*Exercise task*
Collect every line below that contains the word "this".

*Available data*
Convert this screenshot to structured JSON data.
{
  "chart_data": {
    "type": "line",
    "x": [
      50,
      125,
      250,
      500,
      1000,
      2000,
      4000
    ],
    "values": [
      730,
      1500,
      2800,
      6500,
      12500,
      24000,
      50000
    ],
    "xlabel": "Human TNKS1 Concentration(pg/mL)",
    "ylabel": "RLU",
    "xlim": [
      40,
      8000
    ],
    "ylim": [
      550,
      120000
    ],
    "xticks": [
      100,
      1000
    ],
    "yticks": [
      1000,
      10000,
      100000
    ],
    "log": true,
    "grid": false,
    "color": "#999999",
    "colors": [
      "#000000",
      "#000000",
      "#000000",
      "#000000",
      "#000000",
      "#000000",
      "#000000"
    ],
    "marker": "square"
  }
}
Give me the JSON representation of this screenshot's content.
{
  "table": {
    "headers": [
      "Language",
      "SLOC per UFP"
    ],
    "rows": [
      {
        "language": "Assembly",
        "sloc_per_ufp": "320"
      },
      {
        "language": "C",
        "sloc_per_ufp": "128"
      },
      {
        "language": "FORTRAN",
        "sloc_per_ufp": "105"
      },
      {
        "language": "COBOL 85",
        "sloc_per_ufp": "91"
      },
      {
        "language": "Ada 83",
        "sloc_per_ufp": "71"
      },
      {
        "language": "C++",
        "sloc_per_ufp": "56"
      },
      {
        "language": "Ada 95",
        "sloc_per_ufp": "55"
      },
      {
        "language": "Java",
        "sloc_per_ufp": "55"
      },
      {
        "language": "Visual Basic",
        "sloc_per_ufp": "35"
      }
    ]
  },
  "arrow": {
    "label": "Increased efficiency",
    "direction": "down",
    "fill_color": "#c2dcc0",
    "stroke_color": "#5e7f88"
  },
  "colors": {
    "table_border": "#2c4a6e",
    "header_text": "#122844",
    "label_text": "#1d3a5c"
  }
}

*Correct response*
Convert this screenshot to structured JSON data.
Give me the JSON representation of this screenshot's content.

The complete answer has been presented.